Materials provided:
-- start --

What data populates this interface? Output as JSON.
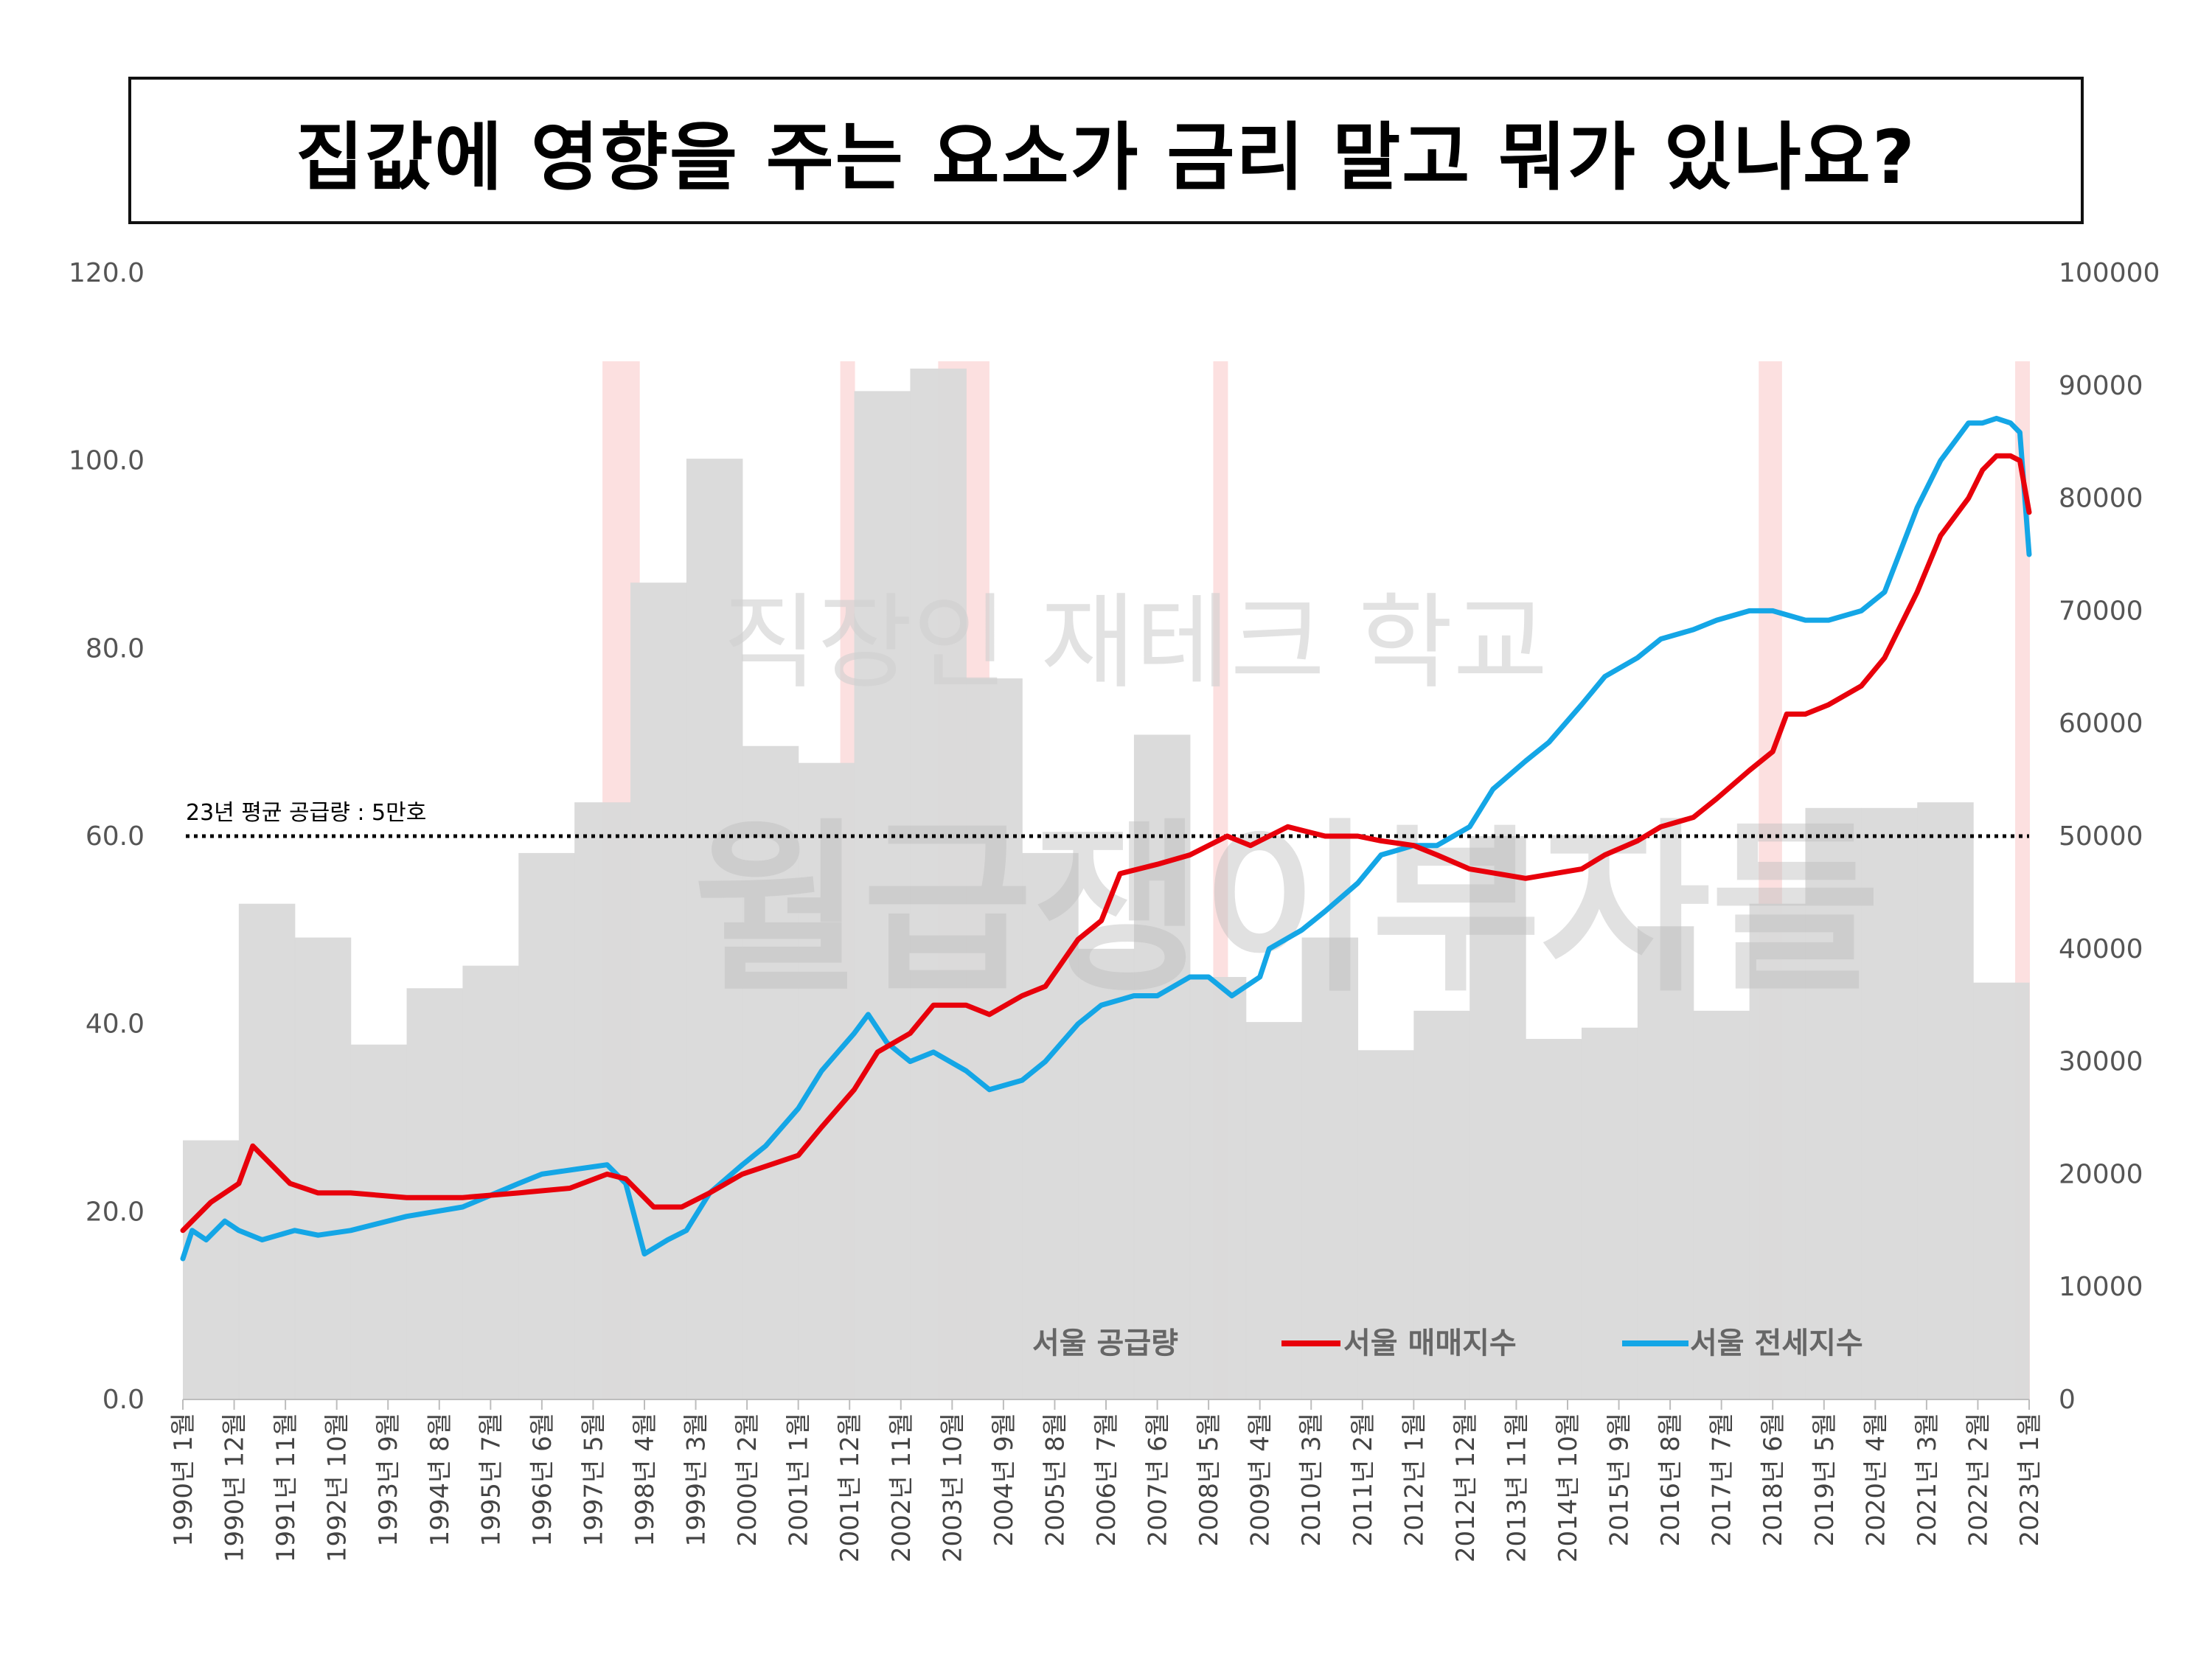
{
  "title": "집값에 영향을 주는 요소가 금리 말고 뭐가 있나요?",
  "watermark": {
    "line1": "직장인 재테크 학교",
    "line2": "월급쟁이부자들"
  },
  "chart_data": {
    "type": "line+area",
    "x_start": "1990-01",
    "x_end": "2023-01",
    "y_left": {
      "min": 0,
      "max": 120,
      "ticks": [
        "0.0",
        "20.0",
        "40.0",
        "60.0",
        "80.0",
        "100.0",
        "120.0"
      ]
    },
    "y_right": {
      "min": 0,
      "max": 100000,
      "ticks": [
        "0",
        "10000",
        "20000",
        "30000",
        "40000",
        "50000",
        "60000",
        "70000",
        "80000",
        "90000",
        "100000"
      ]
    },
    "x_ticks": [
      "1990년 1월",
      "1990년 12월",
      "1991년 11월",
      "1992년 10월",
      "1993년 9월",
      "1994년 8월",
      "1995년 7월",
      "1996년 6월",
      "1997년 5월",
      "1998년 4월",
      "1999년 3월",
      "2000년 2월",
      "2001년 1월",
      "2001년 12월",
      "2002년 11월",
      "2003년 10월",
      "2004년 9월",
      "2005년 8월",
      "2006년 7월",
      "2007년 6월",
      "2008년 5월",
      "2009년 4월",
      "2010년 3월",
      "2011년 2월",
      "2012년 1월",
      "2012년 12월",
      "2013년 11월",
      "2014년 10월",
      "2015년 9월",
      "2016년 8월",
      "2017년 7월",
      "2018년 6월",
      "2019년 5월",
      "2020년 4월",
      "2021년 3월",
      "2022년 2월",
      "2023년 1월"
    ],
    "supply": {
      "name": "서울 공급량",
      "color": "#d9d9d9",
      "years": [
        1990,
        1991,
        1992,
        1993,
        1994,
        1995,
        1996,
        1997,
        1998,
        1999,
        2000,
        2001,
        2002,
        2003,
        2004,
        2005,
        2006,
        2007,
        2008,
        2009,
        2010,
        2011,
        2012,
        2013,
        2014,
        2015,
        2016,
        2017,
        2018,
        2019,
        2020,
        2021,
        2022
      ],
      "values": [
        23000,
        44000,
        41000,
        31500,
        36500,
        38500,
        48500,
        53000,
        72500,
        83500,
        58000,
        56500,
        89500,
        91500,
        64000,
        48500,
        40000,
        59000,
        37500,
        33500,
        41000,
        31000,
        34500,
        50000,
        32000,
        33000,
        42000,
        34500,
        44000,
        52500,
        52500,
        53000,
        37000
      ]
    },
    "sale_index": {
      "name": "서울 매매지수",
      "color": "#e8000b",
      "x": [
        "1990-01",
        "1990-07",
        "1991-01",
        "1991-04",
        "1991-12",
        "1992-06",
        "1993-01",
        "1994-01",
        "1995-01",
        "1996-01",
        "1996-12",
        "1997-08",
        "1997-12",
        "1998-06",
        "1998-12",
        "1999-06",
        "2000-01",
        "2001-01",
        "2001-06",
        "2002-01",
        "2002-06",
        "2003-01",
        "2003-06",
        "2004-01",
        "2004-06",
        "2005-01",
        "2005-06",
        "2006-01",
        "2006-06",
        "2006-10",
        "2007-06",
        "2008-01",
        "2008-09",
        "2009-02",
        "2009-10",
        "2010-06",
        "2011-01",
        "2011-06",
        "2012-01",
        "2012-06",
        "2013-01",
        "2014-01",
        "2015-01",
        "2015-06",
        "2016-01",
        "2016-06",
        "2017-01",
        "2017-06",
        "2018-01",
        "2018-06",
        "2018-09",
        "2019-01",
        "2019-06",
        "2020-01",
        "2020-06",
        "2021-01",
        "2021-06",
        "2021-12",
        "2022-03",
        "2022-06",
        "2022-09",
        "2022-11",
        "2023-01"
      ],
      "values": [
        18,
        21,
        23,
        27,
        23,
        22,
        22,
        21.5,
        21.5,
        22,
        22.5,
        24,
        23.5,
        20.5,
        20.5,
        22,
        24,
        26,
        29,
        33,
        37,
        39,
        42,
        42,
        41,
        43,
        44,
        49,
        51,
        56,
        57,
        58,
        60,
        59,
        61,
        60,
        60,
        59.5,
        59,
        58,
        56.5,
        55.5,
        56.5,
        58,
        59.5,
        61,
        62,
        64,
        67,
        69,
        73,
        73,
        74,
        76,
        79,
        86,
        92,
        96,
        99,
        100.5,
        100.5,
        100,
        94.5
      ]
    },
    "jeonse_index": {
      "name": "서울 전세지수",
      "color": "#14a6e6",
      "x": [
        "1990-01",
        "1990-03",
        "1990-06",
        "1990-10",
        "1991-01",
        "1991-06",
        "1992-01",
        "1992-06",
        "1993-01",
        "1994-01",
        "1995-01",
        "1996-01",
        "1996-06",
        "1997-01",
        "1997-08",
        "1997-12",
        "1998-04",
        "1998-09",
        "1999-01",
        "1999-06",
        "2000-01",
        "2000-06",
        "2001-01",
        "2001-06",
        "2002-01",
        "2002-04",
        "2002-08",
        "2003-01",
        "2003-06",
        "2004-01",
        "2004-06",
        "2005-01",
        "2005-06",
        "2006-01",
        "2006-06",
        "2007-01",
        "2007-06",
        "2008-01",
        "2008-05",
        "2008-10",
        "2009-04",
        "2009-06",
        "2010-01",
        "2010-06",
        "2011-01",
        "2011-06",
        "2012-01",
        "2012-06",
        "2013-01",
        "2013-06",
        "2014-01",
        "2014-06",
        "2015-01",
        "2015-06",
        "2016-01",
        "2016-06",
        "2017-01",
        "2017-06",
        "2018-01",
        "2018-06",
        "2019-01",
        "2019-06",
        "2020-01",
        "2020-06",
        "2021-01",
        "2021-06",
        "2021-12",
        "2022-03",
        "2022-06",
        "2022-09",
        "2022-11",
        "2023-01"
      ],
      "values": [
        15,
        18,
        17,
        19,
        18,
        17,
        18,
        17.5,
        18,
        19.5,
        20.5,
        23,
        24,
        24.5,
        25,
        23,
        15.5,
        17,
        18,
        22,
        25,
        27,
        31,
        35,
        39,
        41,
        38,
        36,
        37,
        35,
        33,
        34,
        36,
        40,
        42,
        43,
        43,
        45,
        45,
        43,
        45,
        48,
        50,
        52,
        55,
        58,
        59,
        59,
        61,
        65,
        68,
        70,
        74,
        77,
        79,
        81,
        82,
        83,
        84,
        84,
        83,
        83,
        84,
        86,
        95,
        100,
        104,
        104,
        104.5,
        104,
        103,
        90
      ]
    },
    "recession_bands": [
      [
        "1997-07",
        "1998-03"
      ],
      [
        "2001-10",
        "2002-01"
      ],
      [
        "2003-07",
        "2004-06"
      ],
      [
        "2008-06",
        "2008-09"
      ],
      [
        "2018-03",
        "2018-08"
      ],
      [
        "2022-10",
        "2023-01"
      ]
    ],
    "reference_line": {
      "label": "23년 평균 공급량 : 5만호",
      "value": 50000
    },
    "legend_placement": "bottom"
  }
}
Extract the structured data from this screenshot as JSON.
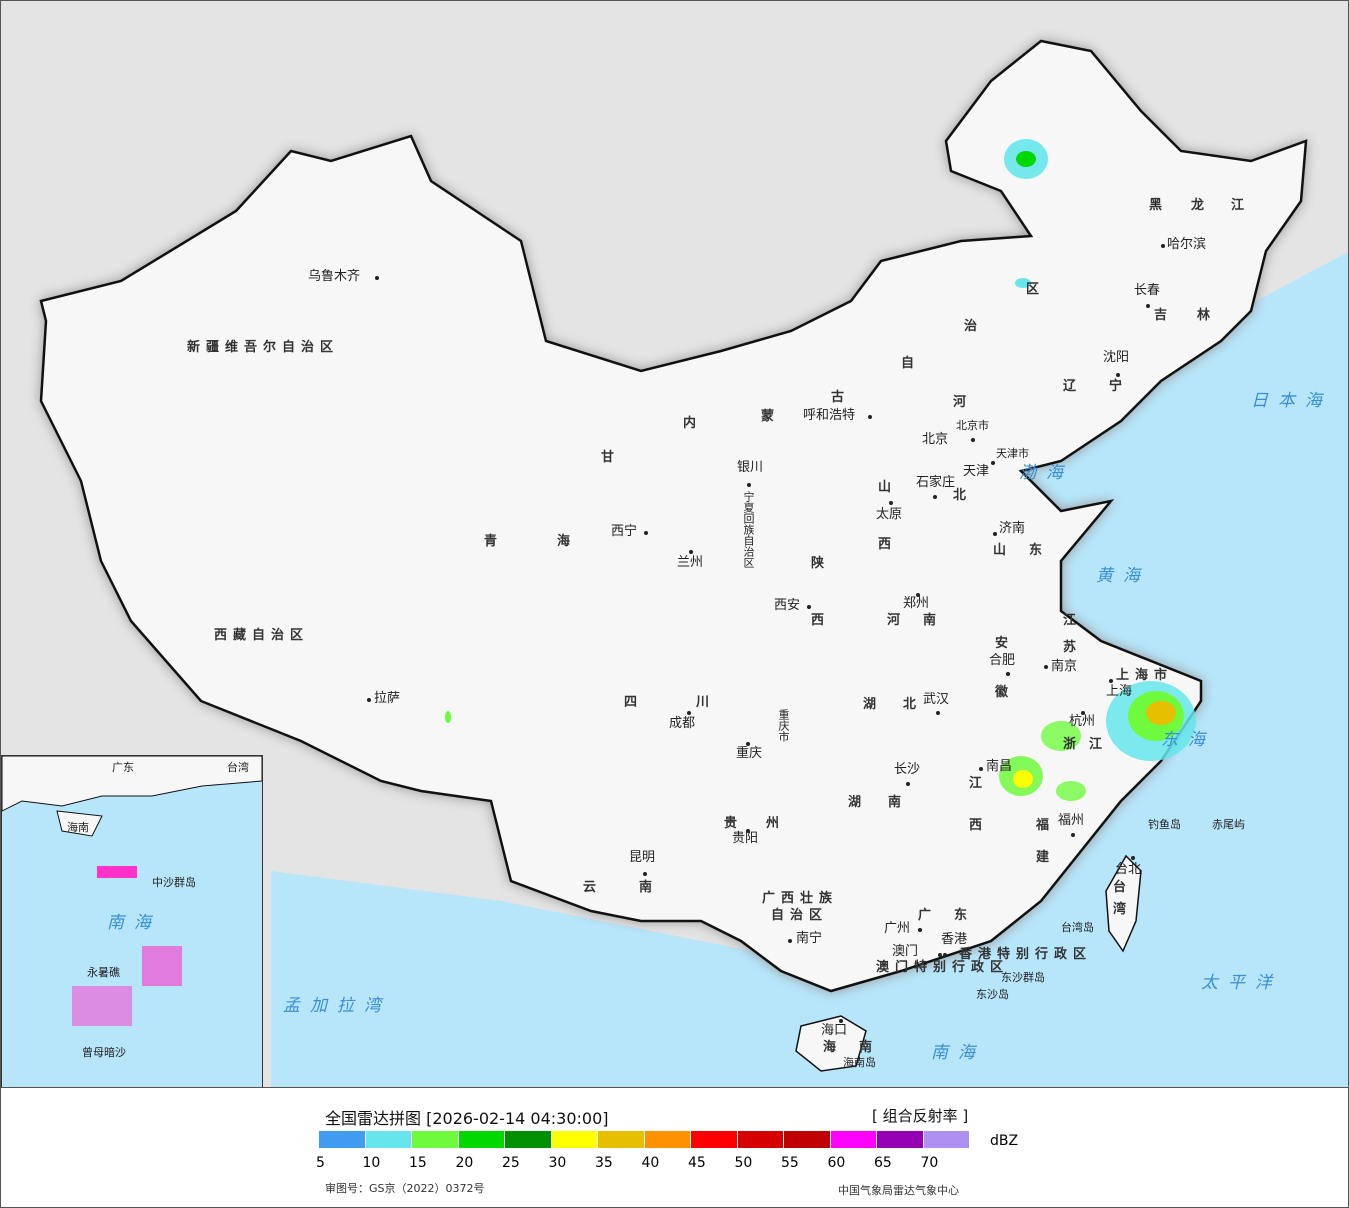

-- end --

Work to do: Return all of the entries word for word, but omit the pictures.

Result of the task:
What data populates this interface? Output as JSON.
{
  "title": "집값에 영향을 주는 요소가 금리 말고 뭐가 있나요?",
  "watermark": {
    "line1": "직장인 재테크 학교",
    "line2": "월급쟁이부자들"
  },
  "chart_data": {
    "type": "line+area",
    "x_start": "1990-01",
    "x_end": "2023-01",
    "y_left": {
      "min": 0,
      "max": 120,
      "ticks": [
        "0.0",
        "20.0",
        "40.0",
        "60.0",
        "80.0",
        "100.0",
        "120.0"
      ]
    },
    "y_right": {
      "min": 0,
      "max": 100000,
      "ticks": [
        "0",
        "10000",
        "20000",
        "30000",
        "40000",
        "50000",
        "60000",
        "70000",
        "80000",
        "90000",
        "100000"
      ]
    },
    "x_ticks": [
      "1990년 1월",
      "1990년 12월",
      "1991년 11월",
      "1992년 10월",
      "1993년 9월",
      "1994년 8월",
      "1995년 7월",
      "1996년 6월",
      "1997년 5월",
      "1998년 4월",
      "1999년 3월",
      "2000년 2월",
      "2001년 1월",
      "2001년 12월",
      "2002년 11월",
      "2003년 10월",
      "2004년 9월",
      "2005년 8월",
      "2006년 7월",
      "2007년 6월",
      "2008년 5월",
      "2009년 4월",
      "2010년 3월",
      "2011년 2월",
      "2012년 1월",
      "2012년 12월",
      "2013년 11월",
      "2014년 10월",
      "2015년 9월",
      "2016년 8월",
      "2017년 7월",
      "2018년 6월",
      "2019년 5월",
      "2020년 4월",
      "2021년 3월",
      "2022년 2월",
      "2023년 1월"
    ],
    "supply": {
      "name": "서울 공급량",
      "color": "#d9d9d9",
      "years": [
        1990,
        1991,
        1992,
        1993,
        1994,
        1995,
        1996,
        1997,
        1998,
        1999,
        2000,
        2001,
        2002,
        2003,
        2004,
        2005,
        2006,
        2007,
        2008,
        2009,
        2010,
        2011,
        2012,
        2013,
        2014,
        2015,
        2016,
        2017,
        2018,
        2019,
        2020,
        2021,
        2022
      ],
      "values": [
        23000,
        44000,
        41000,
        31500,
        36500,
        38500,
        48500,
        53000,
        72500,
        83500,
        58000,
        56500,
        89500,
        91500,
        64000,
        48500,
        40000,
        59000,
        37500,
        33500,
        41000,
        31000,
        34500,
        50000,
        32000,
        33000,
        42000,
        34500,
        44000,
        52500,
        52500,
        53000,
        37000
      ]
    },
    "sale_index": {
      "name": "서울 매매지수",
      "color": "#e8000b",
      "x": [
        "1990-01",
        "1990-07",
        "1991-01",
        "1991-04",
        "1991-12",
        "1992-06",
        "1993-01",
        "1994-01",
        "1995-01",
        "1996-01",
        "1996-12",
        "1997-08",
        "1997-12",
        "1998-06",
        "1998-12",
        "1999-06",
        "2000-01",
        "2001-01",
        "2001-06",
        "2002-01",
        "2002-06",
        "2003-01",
        "2003-06",
        "2004-01",
        "2004-06",
        "2005-01",
        "2005-06",
        "2006-01",
        "2006-06",
        "2006-10",
        "2007-06",
        "2008-01",
        "2008-09",
        "2009-02",
        "2009-10",
        "2010-06",
        "2011-01",
        "2011-06",
        "2012-01",
        "2012-06",
        "2013-01",
        "2014-01",
        "2015-01",
        "2015-06",
        "2016-01",
        "2016-06",
        "2017-01",
        "2017-06",
        "2018-01",
        "2018-06",
        "2018-09",
        "2019-01",
        "2019-06",
        "2020-01",
        "2020-06",
        "2021-01",
        "2021-06",
        "2021-12",
        "2022-03",
        "2022-06",
        "2022-09",
        "2022-11",
        "2023-01"
      ],
      "values": [
        18,
        21,
        23,
        27,
        23,
        22,
        22,
        21.5,
        21.5,
        22,
        22.5,
        24,
        23.5,
        20.5,
        20.5,
        22,
        24,
        26,
        29,
        33,
        37,
        39,
        42,
        42,
        41,
        43,
        44,
        49,
        51,
        56,
        57,
        58,
        60,
        59,
        61,
        60,
        60,
        59.5,
        59,
        58,
        56.5,
        55.5,
        56.5,
        58,
        59.5,
        61,
        62,
        64,
        67,
        69,
        73,
        73,
        74,
        76,
        79,
        86,
        92,
        96,
        99,
        100.5,
        100.5,
        100,
        94.5
      ]
    },
    "jeonse_index": {
      "name": "서울 전세지수",
      "color": "#14a6e6",
      "x": [
        "1990-01",
        "1990-03",
        "1990-06",
        "1990-10",
        "1991-01",
        "1991-06",
        "1992-01",
        "1992-06",
        "1993-01",
        "1994-01",
        "1995-01",
        "1996-01",
        "1996-06",
        "1997-01",
        "1997-08",
        "1997-12",
        "1998-04",
        "1998-09",
        "1999-01",
        "1999-06",
        "2000-01",
        "2000-06",
        "2001-01",
        "2001-06",
        "2002-01",
        "2002-04",
        "2002-08",
        "2003-01",
        "2003-06",
        "2004-01",
        "2004-06",
        "2005-01",
        "2005-06",
        "2006-01",
        "2006-06",
        "2007-01",
        "2007-06",
        "2008-01",
        "2008-05",
        "2008-10",
        "2009-04",
        "2009-06",
        "2010-01",
        "2010-06",
        "2011-01",
        "2011-06",
        "2012-01",
        "2012-06",
        "2013-01",
        "2013-06",
        "2014-01",
        "2014-06",
        "2015-01",
        "2015-06",
        "2016-01",
        "2016-06",
        "2017-01",
        "2017-06",
        "2018-01",
        "2018-06",
        "2019-01",
        "2019-06",
        "2020-01",
        "2020-06",
        "2021-01",
        "2021-06",
        "2021-12",
        "2022-03",
        "2022-06",
        "2022-09",
        "2022-11",
        "2023-01"
      ],
      "values": [
        15,
        18,
        17,
        19,
        18,
        17,
        18,
        17.5,
        18,
        19.5,
        20.5,
        23,
        24,
        24.5,
        25,
        23,
        15.5,
        17,
        18,
        22,
        25,
        27,
        31,
        35,
        39,
        41,
        38,
        36,
        37,
        35,
        33,
        34,
        36,
        40,
        42,
        43,
        43,
        45,
        45,
        43,
        45,
        48,
        50,
        52,
        55,
        58,
        59,
        59,
        61,
        65,
        68,
        70,
        74,
        77,
        79,
        81,
        82,
        83,
        84,
        84,
        83,
        83,
        84,
        86,
        95,
        100,
        104,
        104,
        104.5,
        104,
        103,
        90
      ]
    },
    "recession_bands": [
      [
        "1997-07",
        "1998-03"
      ],
      [
        "2001-10",
        "2002-01"
      ],
      [
        "2003-07",
        "2004-06"
      ],
      [
        "2008-06",
        "2008-09"
      ],
      [
        "2018-03",
        "2018-08"
      ],
      [
        "2022-10",
        "2023-01"
      ]
    ],
    "reference_line": {
      "label": "23년 평균 공급량 : 5만호",
      "value": 50000
    },
    "legend_placement": "bottom"
  }
}
Extract the structured data from this screenshot as JSON.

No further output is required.